#### [What you are asked to do]
Produce an exact copy of all the data below, dropping every image.
## BEGIN Exercise material
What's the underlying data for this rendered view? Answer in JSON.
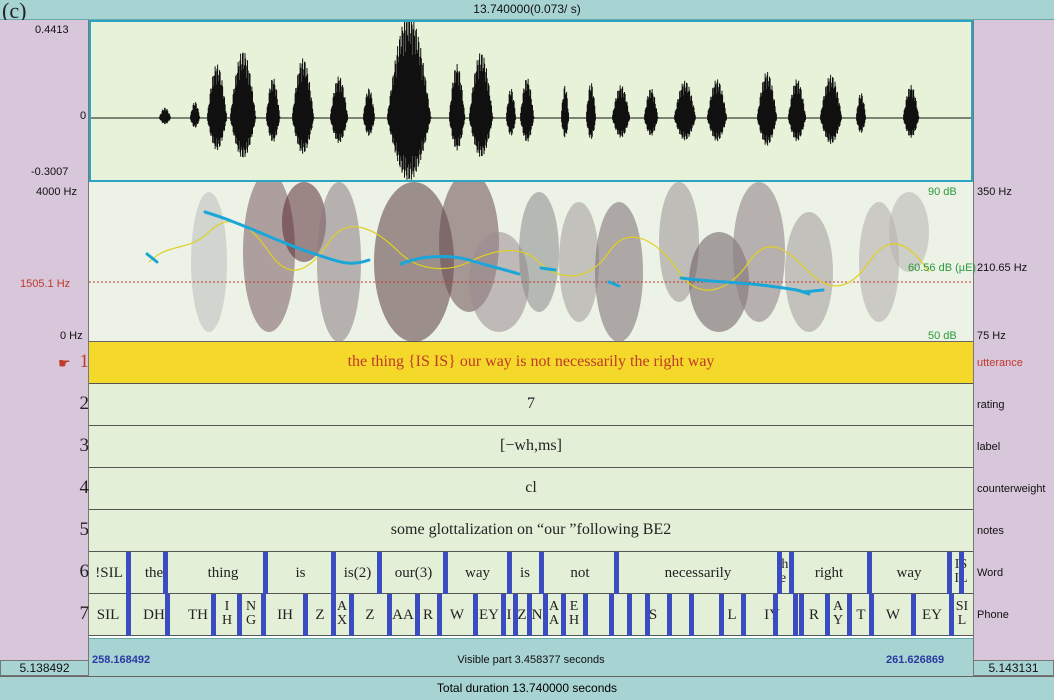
{
  "header": {
    "corner_label": "(c)",
    "title": "13.740000(0.073/ s)"
  },
  "waveform": {
    "max_label": "0.4413",
    "zero_label": "0",
    "min_label": "-0.3007"
  },
  "spectrogram": {
    "freq_top": "4000 Hz",
    "cursor_freq": "1505.1 Hz",
    "freq_bottom": "0 Hz",
    "db_top": "90 dB",
    "db_mid": "60.56 dB (µE)",
    "db_bottom": "50 dB",
    "pitch_top": "350 Hz",
    "pitch_mid": "210.65 Hz",
    "pitch_bottom": "75 Hz",
    "colors": {
      "pitch": "#1aa6d8",
      "formant": "#e0d020",
      "cursor": "#c0392b"
    }
  },
  "tiers": [
    {
      "number": "1",
      "name": "utterance",
      "text": "the thing {IS IS} our way is not necessarily the right way"
    },
    {
      "number": "2",
      "name": "rating",
      "text": "7"
    },
    {
      "number": "3",
      "name": "label",
      "text": "[−wh,ms]"
    },
    {
      "number": "4",
      "name": "counterweight",
      "text": "cl"
    },
    {
      "number": "5",
      "name": "notes",
      "text": "some glottalization on “our ”following BE2"
    },
    {
      "number": "6",
      "name": "Word"
    },
    {
      "number": "7",
      "name": "Phone"
    }
  ],
  "words": [
    "!SIL",
    "the",
    "thing",
    "is",
    "is(2)",
    "our(3)",
    "way",
    "is",
    "not",
    "necessarily",
    "th\ne",
    "right",
    "way",
    "IS\nIL"
  ],
  "phones": [
    "SIL",
    "DH",
    "TH",
    "I\nH",
    "N\nG",
    "IH",
    "Z",
    "A\nX",
    "Z",
    "AA",
    "R",
    "W",
    "EY",
    "I",
    "Z",
    "N",
    "A\nA",
    "E\nH",
    "S",
    "L",
    "IY",
    "R",
    "A\nY",
    "T",
    "W",
    "EY",
    "SI\nL"
  ],
  "footer_panel": {
    "left_time": "258.168492",
    "visible_label": "Visible part 3.458377 seconds",
    "right_time": "261.626869"
  },
  "side_times": {
    "left": "5.138492",
    "right": "5.143131"
  },
  "footer": {
    "total_label": "Total duration 13.740000 seconds"
  },
  "pointer_icon": "hand-pointer-icon"
}
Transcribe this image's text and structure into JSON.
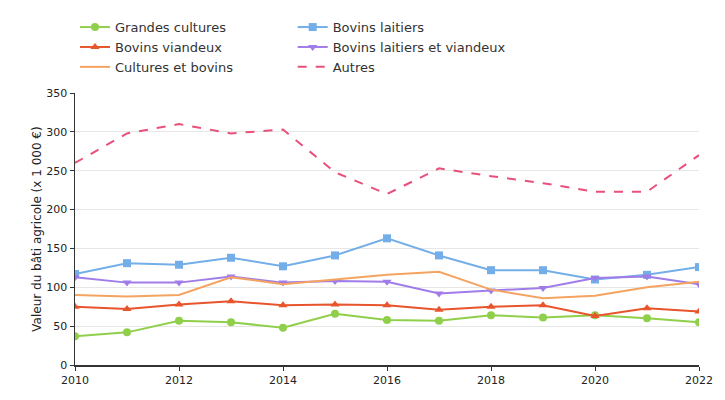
{
  "chart_data": {
    "type": "line",
    "y_label": "Valeur du bâti agricole (x 1 000 €)",
    "x": [
      2010,
      2011,
      2012,
      2013,
      2014,
      2015,
      2016,
      2017,
      2018,
      2019,
      2020,
      2021,
      2022
    ],
    "xlim": [
      2010,
      2022
    ],
    "xticks": [
      2010,
      2012,
      2014,
      2016,
      2018,
      2020,
      2022
    ],
    "ylim": [
      0,
      350
    ],
    "yticks": [
      0,
      50,
      100,
      150,
      200,
      250,
      300,
      350
    ],
    "grid": true,
    "legend": "top",
    "series": [
      {
        "name": "Grandes cultures",
        "color": "#8fcf4a",
        "marker": "circle",
        "line_style": "solid",
        "values": [
          37,
          42,
          57,
          55,
          48,
          66,
          58,
          57,
          64,
          61,
          64,
          60,
          55
        ]
      },
      {
        "name": "Bovins laitiers",
        "color": "#74aee8",
        "marker": "square",
        "line_style": "solid",
        "values": [
          117,
          131,
          129,
          138,
          127,
          141,
          163,
          141,
          122,
          122,
          110,
          116,
          126
        ]
      },
      {
        "name": "Bovins viandeux",
        "color": "#e8552d",
        "marker": "triangle-up",
        "line_style": "solid",
        "values": [
          75,
          72,
          78,
          82,
          77,
          78,
          77,
          71,
          75,
          77,
          63,
          73,
          69
        ]
      },
      {
        "name": "Bovins laitiers et viandeux",
        "color": "#a07ce8",
        "marker": "triangle-down",
        "line_style": "solid",
        "values": [
          113,
          106,
          106,
          114,
          106,
          108,
          107,
          92,
          96,
          99,
          112,
          114,
          104
        ]
      },
      {
        "name": "Cultures et bovins",
        "color": "#f4a460",
        "line_style": "solid",
        "values": [
          90,
          88,
          90,
          113,
          104,
          110,
          116,
          120,
          97,
          86,
          89,
          100,
          107
        ]
      },
      {
        "name": "Autres",
        "color": "#e8507a",
        "line_style": "dash",
        "values": [
          260,
          298,
          310,
          298,
          303,
          248,
          220,
          253,
          243,
          234,
          223,
          223,
          270
        ]
      }
    ]
  }
}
## END Exercise material
#### [Full output]
What's the underlying data for this rendered view? Answer in JSON.
{
  "header": {
    "corner_label": "(c)",
    "title": "13.740000(0.073/ s)"
  },
  "waveform": {
    "max_label": "0.4413",
    "zero_label": "0",
    "min_label": "-0.3007"
  },
  "spectrogram": {
    "freq_top": "4000 Hz",
    "cursor_freq": "1505.1 Hz",
    "freq_bottom": "0 Hz",
    "db_top": "90 dB",
    "db_mid": "60.56 dB (µE)",
    "db_bottom": "50 dB",
    "pitch_top": "350 Hz",
    "pitch_mid": "210.65 Hz",
    "pitch_bottom": "75 Hz",
    "colors": {
      "pitch": "#1aa6d8",
      "formant": "#e0d020",
      "cursor": "#c0392b"
    }
  },
  "tiers": [
    {
      "number": "1",
      "name": "utterance",
      "text": "the thing {IS IS} our way is not necessarily the right way"
    },
    {
      "number": "2",
      "name": "rating",
      "text": "7"
    },
    {
      "number": "3",
      "name": "label",
      "text": "[−wh,ms]"
    },
    {
      "number": "4",
      "name": "counterweight",
      "text": "cl"
    },
    {
      "number": "5",
      "name": "notes",
      "text": "some glottalization on “our ”following BE2"
    },
    {
      "number": "6",
      "name": "Word"
    },
    {
      "number": "7",
      "name": "Phone"
    }
  ],
  "words": [
    "!SIL",
    "the",
    "thing",
    "is",
    "is(2)",
    "our(3)",
    "way",
    "is",
    "not",
    "necessarily",
    "th\ne",
    "right",
    "way",
    "IS\nIL"
  ],
  "phones": [
    "SIL",
    "DH",
    "TH",
    "I\nH",
    "N\nG",
    "IH",
    "Z",
    "A\nX",
    "Z",
    "AA",
    "R",
    "W",
    "EY",
    "I",
    "Z",
    "N",
    "A\nA",
    "E\nH",
    "S",
    "L",
    "IY",
    "R",
    "A\nY",
    "T",
    "W",
    "EY",
    "SI\nL"
  ],
  "footer_panel": {
    "left_time": "258.168492",
    "visible_label": "Visible part 3.458377 seconds",
    "right_time": "261.626869"
  },
  "side_times": {
    "left": "5.138492",
    "right": "5.143131"
  },
  "footer": {
    "total_label": "Total duration 13.740000 seconds"
  },
  "pointer_icon": "hand-pointer-icon"
}
Transcribe this image's text and structure into JSON.
{
  "chart_data": {
    "type": "line",
    "y_label": "Valeur du bâti agricole (x 1 000 €)",
    "x": [
      2010,
      2011,
      2012,
      2013,
      2014,
      2015,
      2016,
      2017,
      2018,
      2019,
      2020,
      2021,
      2022
    ],
    "xlim": [
      2010,
      2022
    ],
    "xticks": [
      2010,
      2012,
      2014,
      2016,
      2018,
      2020,
      2022
    ],
    "ylim": [
      0,
      350
    ],
    "yticks": [
      0,
      50,
      100,
      150,
      200,
      250,
      300,
      350
    ],
    "grid": true,
    "legend": "top",
    "series": [
      {
        "name": "Grandes cultures",
        "color": "#8fcf4a",
        "marker": "circle",
        "line_style": "solid",
        "values": [
          37,
          42,
          57,
          55,
          48,
          66,
          58,
          57,
          64,
          61,
          64,
          60,
          55
        ]
      },
      {
        "name": "Bovins laitiers",
        "color": "#74aee8",
        "marker": "square",
        "line_style": "solid",
        "values": [
          117,
          131,
          129,
          138,
          127,
          141,
          163,
          141,
          122,
          122,
          110,
          116,
          126
        ]
      },
      {
        "name": "Bovins viandeux",
        "color": "#e8552d",
        "marker": "triangle-up",
        "line_style": "solid",
        "values": [
          75,
          72,
          78,
          82,
          77,
          78,
          77,
          71,
          75,
          77,
          63,
          73,
          69
        ]
      },
      {
        "name": "Bovins laitiers et viandeux",
        "color": "#a07ce8",
        "marker": "triangle-down",
        "line_style": "solid",
        "values": [
          113,
          106,
          106,
          114,
          106,
          108,
          107,
          92,
          96,
          99,
          112,
          114,
          104
        ]
      },
      {
        "name": "Cultures et bovins",
        "color": "#f4a460",
        "line_style": "solid",
        "values": [
          90,
          88,
          90,
          113,
          104,
          110,
          116,
          120,
          97,
          86,
          89,
          100,
          107
        ]
      },
      {
        "name": "Autres",
        "color": "#e8507a",
        "line_style": "dash",
        "values": [
          260,
          298,
          310,
          298,
          303,
          248,
          220,
          253,
          243,
          234,
          223,
          223,
          270
        ]
      }
    ]
  }
}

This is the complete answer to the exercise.